- Work to complete
Make a tally of the lines in the records that include the string "this", and give only that number.

- Data lines

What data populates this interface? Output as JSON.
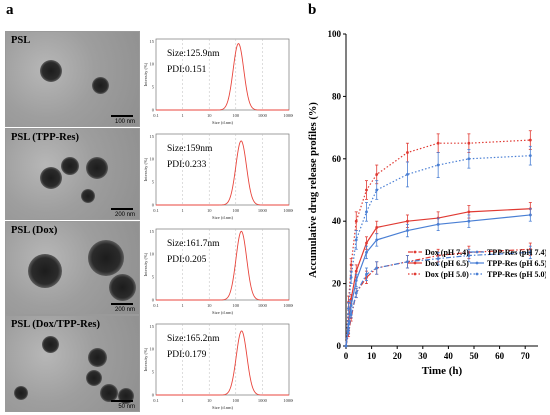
{
  "panel_a_label": "a",
  "panel_b_label": "b",
  "tem_images": [
    {
      "label": "PSL",
      "scale_bar": "100 nm"
    },
    {
      "label": "PSL (TPP-Res)",
      "scale_bar": "200 nm"
    },
    {
      "label": "PSL (Dox)",
      "scale_bar": "200 nm"
    },
    {
      "label": "PSL (Dox/TPP-Res)",
      "scale_bar": "50 nm"
    }
  ],
  "dls_common": {
    "ylabel": "Intensity (%)",
    "xlabel": "Size (d.nm)",
    "xticks": [
      "0.1",
      "1",
      "10",
      "100",
      "1000",
      "10000"
    ],
    "yticks": [
      "0",
      "5",
      "10",
      "15"
    ],
    "line_color": "#e8453c"
  },
  "chart_data": [
    {
      "type": "line",
      "size_text": "Size:125.9nm",
      "pdi_text": "PDI:0.151",
      "x_log": true,
      "peak_x": 125.9,
      "peak_y": 14.5,
      "log_sigma": 0.2,
      "ylim": [
        0,
        15.5
      ],
      "xlim": [
        0.1,
        10000
      ]
    },
    {
      "type": "line",
      "size_text": "Size:159nm",
      "pdi_text": "PDI:0.233",
      "x_log": true,
      "peak_x": 159,
      "peak_y": 14.0,
      "log_sigma": 0.2,
      "ylim": [
        0,
        15.5
      ],
      "xlim": [
        0.1,
        10000
      ]
    },
    {
      "type": "line",
      "size_text": "Size:161.7nm",
      "pdi_text": "PDI:0.205",
      "x_log": true,
      "peak_x": 161.7,
      "peak_y": 15.0,
      "log_sigma": 0.2,
      "ylim": [
        0,
        15.5
      ],
      "xlim": [
        0.1,
        10000
      ]
    },
    {
      "type": "line",
      "size_text": "Size:165.2nm",
      "pdi_text": "PDI:0.179",
      "x_log": true,
      "peak_x": 165.2,
      "peak_y": 14.0,
      "log_sigma": 0.2,
      "ylim": [
        0,
        15.5
      ],
      "xlim": [
        0.1,
        10000
      ]
    },
    {
      "type": "line",
      "xlabel": "Time (h)",
      "ylabel": "Accumulative drug release profiles (%)",
      "xlim": [
        0,
        75
      ],
      "ylim": [
        0,
        100
      ],
      "xticks": [
        0,
        10,
        20,
        30,
        40,
        50,
        60,
        70
      ],
      "yticks": [
        0,
        20,
        40,
        60,
        80,
        100
      ],
      "legend_position": "bottom-right",
      "x": [
        0,
        1,
        2,
        4,
        8,
        12,
        24,
        36,
        48,
        72
      ],
      "series": [
        {
          "name": "Dox (pH 7.4)",
          "color": "#e03a33",
          "dash": "dashdot",
          "values": [
            0,
            4,
            9,
            17,
            22,
            25,
            27,
            29,
            30,
            31
          ],
          "error": [
            0,
            1,
            1,
            1.5,
            2,
            2,
            2,
            2,
            2,
            2
          ]
        },
        {
          "name": "Dox (pH 6.5)",
          "color": "#e03a33",
          "dash": "solid",
          "values": [
            0,
            8,
            15,
            24,
            33,
            38,
            40,
            41,
            43,
            44
          ],
          "error": [
            0,
            1,
            1.5,
            2,
            2,
            2,
            2,
            2,
            2,
            2
          ]
        },
        {
          "name": "Dox (pH 5.0)",
          "color": "#e03a33",
          "dash": "dotted",
          "values": [
            0,
            14,
            26,
            40,
            50,
            55,
            62,
            65,
            65,
            66
          ],
          "error": [
            0,
            2,
            2,
            3,
            3,
            3,
            3,
            3,
            3,
            3
          ]
        },
        {
          "name": "TPP-Res (pH 7.4)",
          "color": "#4a7fd4",
          "dash": "dashdot",
          "values": [
            0,
            5,
            10,
            17,
            23,
            25,
            27,
            28,
            29,
            30
          ],
          "error": [
            0,
            1,
            1,
            1.5,
            2,
            2,
            2,
            2,
            2,
            2
          ]
        },
        {
          "name": "TPP-Res (pH 6.5)",
          "color": "#4a7fd4",
          "dash": "solid",
          "values": [
            0,
            7,
            13,
            21,
            30,
            34,
            37,
            39,
            40,
            42
          ],
          "error": [
            0,
            1,
            1.5,
            2,
            2,
            2,
            2,
            2,
            2,
            2
          ]
        },
        {
          "name": "TPP-Res (pH 5.0)",
          "color": "#4a7fd4",
          "dash": "dotted",
          "values": [
            0,
            12,
            22,
            34,
            43,
            50,
            55,
            58,
            60,
            61
          ],
          "error": [
            0,
            2,
            2,
            3,
            3,
            3,
            4,
            4,
            3,
            3
          ]
        }
      ]
    }
  ]
}
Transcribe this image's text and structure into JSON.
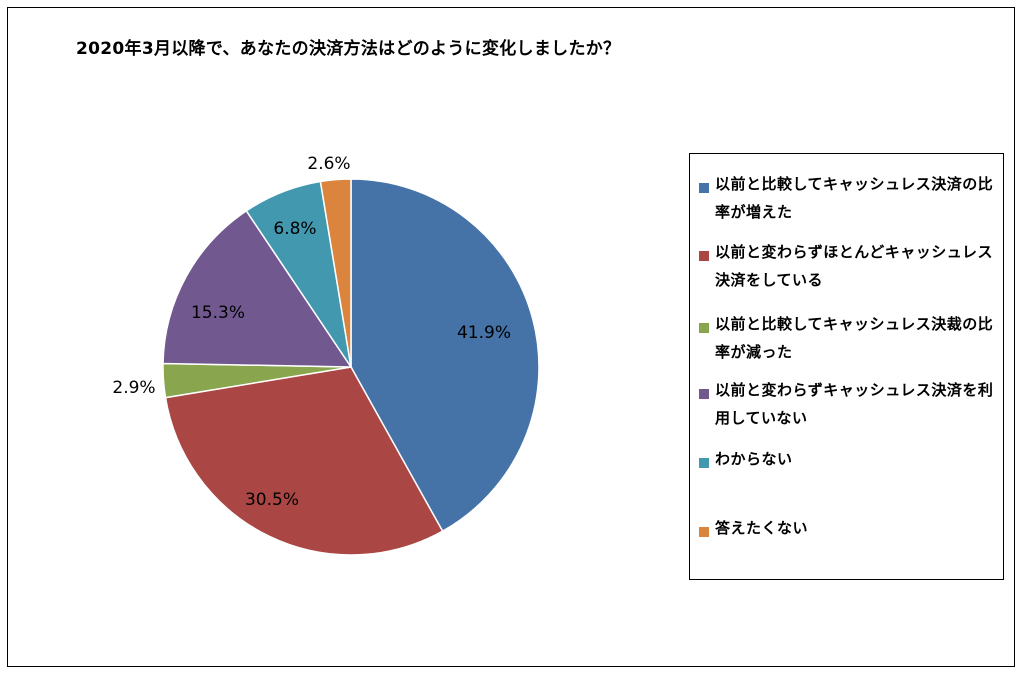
{
  "chart_data": {
    "type": "pie",
    "title": "2020年3月以降で、あなたの決済方法はどのように変化しましたか？",
    "categories": [
      "以前と比較してキャッシュレス決済の比率が増えた",
      "以前と変わらずほとんどキャッシュレス決済をしている",
      "以前と比較してキャッシュレス決裁の比率が減った",
      "以前と変わらずキャッシュレス決済を利用していない",
      "わからない",
      "答えたくない"
    ],
    "values": [
      41.9,
      30.5,
      2.9,
      15.3,
      6.8,
      2.6
    ],
    "value_labels": [
      "41.9%",
      "30.5%",
      "2.9%",
      "15.3%",
      "6.8%",
      "2.6%"
    ],
    "colors": [
      "#4572A7",
      "#AA4643",
      "#89A54E",
      "#71588F",
      "#4198AF",
      "#DB843D"
    ],
    "start_angle": "12 o'clock",
    "direction": "clockwise",
    "legend_position": "right"
  }
}
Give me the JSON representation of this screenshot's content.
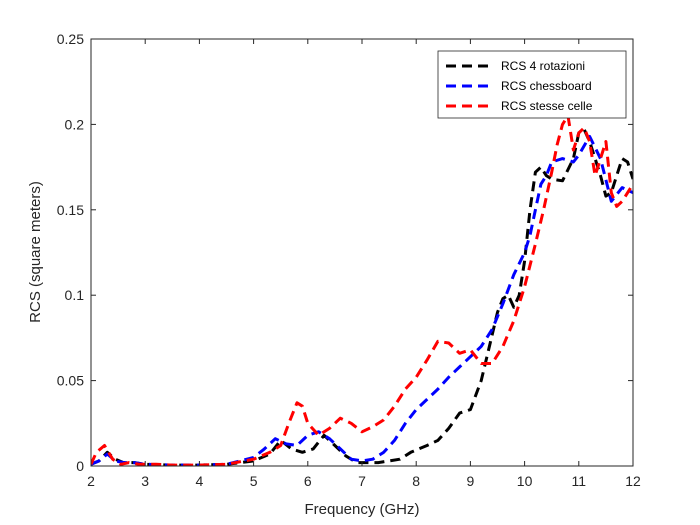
{
  "chart_data": {
    "type": "line",
    "title": "",
    "xlabel": "Frequency (GHz)",
    "ylabel": "RCS (square meters)",
    "xlim": [
      2,
      12
    ],
    "ylim": [
      0,
      0.25
    ],
    "xticks": [
      2,
      3,
      4,
      5,
      6,
      7,
      8,
      9,
      10,
      11,
      12
    ],
    "xtick_labels": [
      "2",
      "3",
      "4",
      "5",
      "6",
      "7",
      "8",
      "9",
      "10",
      "11",
      "12"
    ],
    "yticks": [
      0,
      0.05,
      0.1,
      0.15,
      0.2,
      0.25
    ],
    "ytick_labels": [
      "0",
      "0.05",
      "0.1",
      "0.15",
      "0.2",
      "0.25"
    ],
    "grid": false,
    "legend_position": "top-right",
    "series": [
      {
        "name": "RCS 4 rotazioni",
        "color": "#000000",
        "x": [
          2,
          2.15,
          2.3,
          2.45,
          2.6,
          2.8,
          3,
          3.5,
          4,
          4.5,
          5,
          5.3,
          5.5,
          5.7,
          5.9,
          6.1,
          6.3,
          6.5,
          6.7,
          6.9,
          7.1,
          7.3,
          7.5,
          7.7,
          7.9,
          8.2,
          8.4,
          8.6,
          8.8,
          9.0,
          9.2,
          9.35,
          9.5,
          9.6,
          9.7,
          9.8,
          9.9,
          10.0,
          10.1,
          10.2,
          10.3,
          10.4,
          10.5,
          10.7,
          10.9,
          11.0,
          11.1,
          11.2,
          11.3,
          11.4,
          11.5,
          11.6,
          11.7,
          11.8,
          11.9,
          12.0
        ],
        "y": [
          0.001,
          0.003,
          0.008,
          0.004,
          0.002,
          0.002,
          0.001,
          0.0005,
          0.0005,
          0.001,
          0.003,
          0.007,
          0.015,
          0.01,
          0.008,
          0.01,
          0.018,
          0.012,
          0.006,
          0.002,
          0.002,
          0.002,
          0.003,
          0.004,
          0.008,
          0.012,
          0.015,
          0.022,
          0.031,
          0.033,
          0.05,
          0.07,
          0.09,
          0.098,
          0.1,
          0.093,
          0.1,
          0.12,
          0.15,
          0.172,
          0.175,
          0.17,
          0.168,
          0.167,
          0.18,
          0.195,
          0.197,
          0.19,
          0.18,
          0.17,
          0.158,
          0.16,
          0.17,
          0.18,
          0.178,
          0.168
        ]
      },
      {
        "name": "RCS chessboard",
        "color": "#0000ff",
        "x": [
          2,
          2.15,
          2.3,
          2.45,
          2.6,
          2.8,
          3,
          3.5,
          4,
          4.5,
          5,
          5.2,
          5.4,
          5.6,
          5.8,
          6.0,
          6.2,
          6.4,
          6.6,
          6.8,
          7.0,
          7.2,
          7.4,
          7.6,
          7.8,
          8.0,
          8.2,
          8.4,
          8.6,
          8.8,
          9.0,
          9.2,
          9.4,
          9.6,
          9.8,
          10.0,
          10.1,
          10.2,
          10.3,
          10.4,
          10.5,
          10.7,
          10.9,
          11.0,
          11.2,
          11.4,
          11.6,
          11.8,
          12.0
        ],
        "y": [
          0.001,
          0.003,
          0.007,
          0.003,
          0.002,
          0.002,
          0.001,
          0.0005,
          0.0005,
          0.001,
          0.005,
          0.01,
          0.016,
          0.013,
          0.012,
          0.018,
          0.02,
          0.016,
          0.01,
          0.004,
          0.003,
          0.004,
          0.008,
          0.015,
          0.025,
          0.033,
          0.039,
          0.045,
          0.052,
          0.058,
          0.064,
          0.07,
          0.08,
          0.095,
          0.112,
          0.125,
          0.135,
          0.15,
          0.165,
          0.17,
          0.178,
          0.18,
          0.178,
          0.182,
          0.193,
          0.18,
          0.155,
          0.163,
          0.16
        ]
      },
      {
        "name": "RCS stesse celle",
        "color": "#ff0000",
        "x": [
          2,
          2.1,
          2.25,
          2.4,
          2.55,
          2.7,
          2.9,
          3.2,
          3.5,
          4,
          4.5,
          5,
          5.3,
          5.5,
          5.65,
          5.8,
          5.9,
          6.0,
          6.2,
          6.4,
          6.6,
          6.8,
          7.0,
          7.2,
          7.4,
          7.6,
          7.8,
          8.0,
          8.2,
          8.4,
          8.6,
          8.8,
          9.0,
          9.2,
          9.4,
          9.6,
          9.8,
          10.0,
          10.2,
          10.35,
          10.5,
          10.6,
          10.7,
          10.8,
          10.9,
          11.0,
          11.1,
          11.2,
          11.3,
          11.4,
          11.5,
          11.6,
          11.7,
          11.8,
          11.9,
          12.0
        ],
        "y": [
          0.001,
          0.008,
          0.012,
          0.004,
          0.001,
          0.002,
          0.001,
          0.001,
          0.0005,
          0.0005,
          0.001,
          0.004,
          0.008,
          0.012,
          0.025,
          0.037,
          0.035,
          0.025,
          0.018,
          0.022,
          0.028,
          0.025,
          0.02,
          0.023,
          0.027,
          0.035,
          0.045,
          0.052,
          0.062,
          0.073,
          0.072,
          0.066,
          0.068,
          0.06,
          0.06,
          0.07,
          0.085,
          0.105,
          0.13,
          0.15,
          0.172,
          0.188,
          0.2,
          0.205,
          0.185,
          0.195,
          0.198,
          0.19,
          0.17,
          0.18,
          0.19,
          0.16,
          0.152,
          0.155,
          0.16,
          0.165
        ]
      }
    ]
  }
}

- Final answer
3